(Stored data entries)
----

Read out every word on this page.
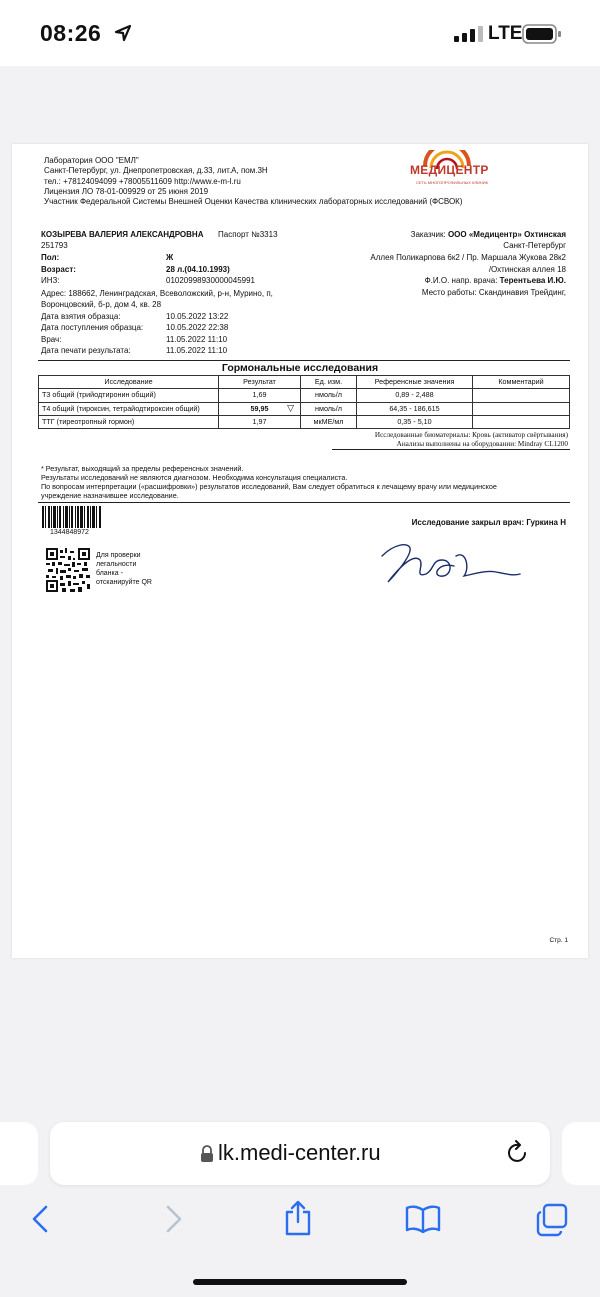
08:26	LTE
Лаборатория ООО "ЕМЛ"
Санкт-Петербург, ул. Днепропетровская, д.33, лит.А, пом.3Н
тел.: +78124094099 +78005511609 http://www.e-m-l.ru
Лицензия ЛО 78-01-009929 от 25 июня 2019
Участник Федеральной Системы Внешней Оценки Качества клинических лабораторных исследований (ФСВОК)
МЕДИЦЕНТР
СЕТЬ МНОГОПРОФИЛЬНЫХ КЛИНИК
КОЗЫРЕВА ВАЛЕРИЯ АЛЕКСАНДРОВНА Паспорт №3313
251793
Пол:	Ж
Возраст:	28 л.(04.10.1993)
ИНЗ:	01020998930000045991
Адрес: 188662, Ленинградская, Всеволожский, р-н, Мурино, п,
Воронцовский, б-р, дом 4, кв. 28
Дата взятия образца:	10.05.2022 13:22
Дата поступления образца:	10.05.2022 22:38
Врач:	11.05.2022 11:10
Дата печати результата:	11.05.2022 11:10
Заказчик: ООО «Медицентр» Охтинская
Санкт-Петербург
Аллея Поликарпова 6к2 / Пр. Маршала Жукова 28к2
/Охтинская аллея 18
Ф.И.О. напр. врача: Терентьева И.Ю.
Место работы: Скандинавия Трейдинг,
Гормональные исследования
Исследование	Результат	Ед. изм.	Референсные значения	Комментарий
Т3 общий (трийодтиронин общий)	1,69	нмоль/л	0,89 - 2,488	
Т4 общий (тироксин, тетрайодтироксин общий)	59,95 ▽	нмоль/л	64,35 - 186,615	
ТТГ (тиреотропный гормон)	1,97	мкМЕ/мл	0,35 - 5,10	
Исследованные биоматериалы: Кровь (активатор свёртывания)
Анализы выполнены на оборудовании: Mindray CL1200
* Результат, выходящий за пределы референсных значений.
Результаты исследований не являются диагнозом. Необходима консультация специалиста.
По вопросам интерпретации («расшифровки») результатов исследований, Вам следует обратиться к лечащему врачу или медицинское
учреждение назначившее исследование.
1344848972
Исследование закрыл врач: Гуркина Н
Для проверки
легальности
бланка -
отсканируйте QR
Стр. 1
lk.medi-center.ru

----

▸ Given instruction
Omit pictures; set down the rest of the material word for word.

▸ Finished exercise
Read out every word on this page.
08:26	LTE
Лаборатория ООО "ЕМЛ"
Санкт-Петербург, ул. Днепропетровская, д.33, лит.А, пом.3Н
тел.: +78124094099 +78005511609 http://www.e-m-l.ru
Лицензия ЛО 78-01-009929 от 25 июня 2019
Участник Федеральной Системы Внешней Оценки Качества клинических лабораторных исследований (ФСВОК)
МЕДИЦЕНТР
СЕТЬ МНОГОПРОФИЛЬНЫХ КЛИНИК
КОЗЫРЕВА ВАЛЕРИЯ АЛЕКСАНДРОВНА Паспорт №3313
251793
Пол:	Ж
Возраст:	28 л.(04.10.1993)
ИНЗ:	01020998930000045991
Адрес: 188662, Ленинградская, Всеволожский, р-н, Мурино, п,
Воронцовский, б-р, дом 4, кв. 28
Дата взятия образца:	10.05.2022 13:22
Дата поступления образца:	10.05.2022 22:38
Врач:	11.05.2022 11:10
Дата печати результата:	11.05.2022 11:10
Заказчик: ООО «Медицентр» Охтинская
Санкт-Петербург
Аллея Поликарпова 6к2 / Пр. Маршала Жукова 28к2
/Охтинская аллея 18
Ф.И.О. напр. врача: Терентьева И.Ю.
Место работы: Скандинавия Трейдинг,
Гормональные исследования
Исследование	Результат	Ед. изм.	Референсные значения	Комментарий
Т3 общий (трийодтиронин общий)	1,69	нмоль/л	0,89 - 2,488	
Т4 общий (тироксин, тетрайодтироксин общий)	59,95 ▽	нмоль/л	64,35 - 186,615	
ТТГ (тиреотропный гормон)	1,97	мкМЕ/мл	0,35 - 5,10	
Исследованные биоматериалы: Кровь (активатор свёртывания)
Анализы выполнены на оборудовании: Mindray CL1200
* Результат, выходящий за пределы референсных значений.
Результаты исследований не являются диагнозом. Необходима консультация специалиста.
По вопросам интерпретации («расшифровки») результатов исследований, Вам следует обратиться к лечащему врачу или медицинское
учреждение назначившее исследование.
1344848972
Исследование закрыл врач: Гуркина Н
Для проверки
легальности
бланка -
отсканируйте QR
Стр. 1
lk.medi-center.ru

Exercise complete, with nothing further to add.